Given records:

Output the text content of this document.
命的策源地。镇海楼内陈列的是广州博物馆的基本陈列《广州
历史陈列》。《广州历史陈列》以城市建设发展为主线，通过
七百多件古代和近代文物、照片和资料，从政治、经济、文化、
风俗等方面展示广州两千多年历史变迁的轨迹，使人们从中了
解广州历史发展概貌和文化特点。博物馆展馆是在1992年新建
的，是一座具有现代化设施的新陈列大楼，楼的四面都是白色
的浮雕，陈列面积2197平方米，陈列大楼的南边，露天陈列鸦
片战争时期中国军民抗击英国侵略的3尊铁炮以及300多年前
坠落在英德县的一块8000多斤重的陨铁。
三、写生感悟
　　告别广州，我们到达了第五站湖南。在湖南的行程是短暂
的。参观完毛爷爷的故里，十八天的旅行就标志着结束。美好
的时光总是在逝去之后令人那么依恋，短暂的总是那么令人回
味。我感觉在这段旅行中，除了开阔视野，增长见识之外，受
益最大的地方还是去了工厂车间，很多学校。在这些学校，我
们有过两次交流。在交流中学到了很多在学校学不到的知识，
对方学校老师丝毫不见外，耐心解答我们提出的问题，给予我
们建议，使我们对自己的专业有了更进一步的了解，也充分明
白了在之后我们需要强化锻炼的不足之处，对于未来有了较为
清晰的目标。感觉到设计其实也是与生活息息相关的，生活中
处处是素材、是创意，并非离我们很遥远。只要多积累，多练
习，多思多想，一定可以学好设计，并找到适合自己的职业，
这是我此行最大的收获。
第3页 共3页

Task to complete:
Return each entry from the material above exactly as it appears.

The response:
Output the text content of this document.
命的策源地。镇海楼内陈列的是广州博物馆的基本陈列《广州
历史陈列》。《广州历史陈列》以城市建设发展为主线，通过
七百多件古代和近代文物、照片和资料，从政治、经济、文化、
风俗等方面展示广州两千多年历史变迁的轨迹，使人们从中了
解广州历史发展概貌和文化特点。博物馆展馆是在1992年新建
的，是一座具有现代化设施的新陈列大楼，楼的四面都是白色
的浮雕，陈列面积2197平方米，陈列大楼的南边，露天陈列鸦
片战争时期中国军民抗击英国侵略的3尊铁炮以及300多年前
坠落在英德县的一块8000多斤重的陨铁。
三、写生感悟
　　告别广州，我们到达了第五站湖南。在湖南的行程是短暂
的。参观完毛爷爷的故里，十八天的旅行就标志着结束。美好
的时光总是在逝去之后令人那么依恋，短暂的总是那么令人回
味。我感觉在这段旅行中，除了开阔视野，增长见识之外，受
益最大的地方还是去了工厂车间，很多学校。在这些学校，我
们有过两次交流。在交流中学到了很多在学校学不到的知识，
对方学校老师丝毫不见外，耐心解答我们提出的问题，给予我
们建议，使我们对自己的专业有了更进一步的了解，也充分明
白了在之后我们需要强化锻炼的不足之处，对于未来有了较为
清晰的目标。感觉到设计其实也是与生活息息相关的，生活中
处处是素材、是创意，并非离我们很遥远。只要多积累，多练
习，多思多想，一定可以学好设计，并找到适合自己的职业，
这是我此行最大的收获。
第3页 共3页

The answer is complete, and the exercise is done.